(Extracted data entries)
%%

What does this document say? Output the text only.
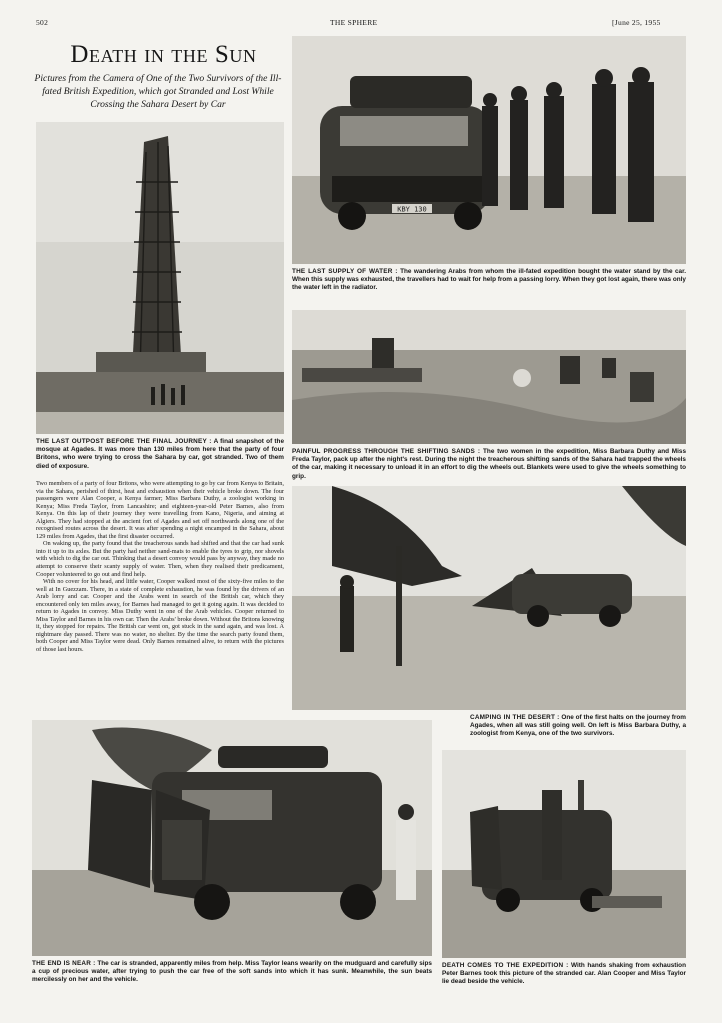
502	THE SPHERE	[June 25, 1955
Death in the Sun
Pictures from the Camera of One of the Two Survivors of the Ill-fated British Expedition, which got Stranded and Lost While Crossing the Sahara Desert by Car
THE LAST OUTPOST BEFORE THE FINAL JOURNEY : A final snapshot of the mosque at Agades. It was more than 130 miles from here that the party of four Britons, who were trying to cross the Sahara by car, got stranded. Two of them died of exposure.

Two members of a party of four Britons, who were attempting to go by car from Kenya to Britain, via the Sahara, perished of thirst, heat and exhaustion when their vehicle broke down. The four passengers were Alan Cooper, a Kenya farmer; Miss Barbara Duthy, a zoologist working in Kenya; Miss Freda Taylor, from Lancashire; and eighteen-year-old Peter Barnes, also from Kenya. On this lap of their journey they were travelling from Kano, Nigeria, and aiming at Algiers. They had stopped at the ancient fort of Agades and set off northwards along one of the recognised routes across the desert. It was after spending a night encamped in the Sahara, about 129 miles from Agades, that the first disaster occurred.

On waking up, the party found that the treacherous sands had shifted and that the car had sunk into it up to its axles. But the party had neither sand-mats to enable the tyres to grip, nor shovels with which to dig the car out. Thinking that a desert convoy would pass by anyway, they made no attempt to conserve their scanty supply of water. Then, when they realised their predicament, Cooper volunteered to go out and find help.

With no cover for his head, and little water, Cooper walked most of the sixty-five miles to the well at In Guezzam. There, in a state of complete exhaustion, he was found by the drivers of an Arab lorry and car. Cooper and the Arabs went in search of the British car, which they encountered only ten miles away, for Barnes had managed to get it going again. It was decided to return to Agades in convoy. Miss Duthy went in one of the Arab vehicles. Cooper returned to Miss Taylor and Barnes in his own car. Then the Arabs' broke down. Without the Britons knowing it, they stopped for repairs. The British car went on, got stuck in the sand again, and was lost. A nightmare day passed. There was no water, no shelter. By the time the search party found them, both Cooper and Miss Taylor were dead. Only Barnes remained alive, to return with the pictures of those last hours.

KBY 130
THE LAST SUPPLY OF WATER : The wandering Arabs from whom the ill-fated expedition bought the water stand by the car. When this supply was exhausted, the travellers had to wait for help from a passing lorry. When they got lost again, there was only the water left in the radiator.
PAINFUL PROGRESS THROUGH THE SHIFTING SANDS : The two women in the expedition, Miss Barbara Duthy and Miss Freda Taylor, pack up after the night's rest. During the night the treacherous shifting sands of the Sahara had trapped the wheels of the car, making it necessary to unload it in an effort to dig the wheels out. Blankets were used to give the wheels something to grip.
CAMPING IN THE DESERT : One of the first halts on the journey from Agades, when all was still going well. On left is Miss Barbara Duthy, a zoologist from Kenya, one of the two survivors.
THE END IS NEAR : The car is stranded, apparently miles from help. Miss Taylor leans wearily on the mudguard and carefully sips a cup of precious water, after trying to push the car free of the soft sands into which it has sunk. Meanwhile, the sun beats mercilessly on her and the vehicle.
DEATH COMES TO THE EXPEDITION : With hands shaking from exhaustion Peter Barnes took this picture of the stranded car. Alan Cooper and Miss Taylor lie dead beside the vehicle.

%%

WHAT IS REQUIRED: Go through the records and gather the lines that hold "left".

SOLUTION FOR THIS PROBLEM:
THE LAST SUPPLY OF WATER : The wandering Arabs from whom the ill-fated expedition bought the water stand by the car. When this supply was exhausted, the travellers had to wait for help from a passing lorry. When they got lost again, there was only the water left in the radiator.
CAMPING IN THE DESERT : One of the first halts on the journey from Agades, when all was still going well. On left is Miss Barbara Duthy, a zoologist from Kenya, one of the two survivors.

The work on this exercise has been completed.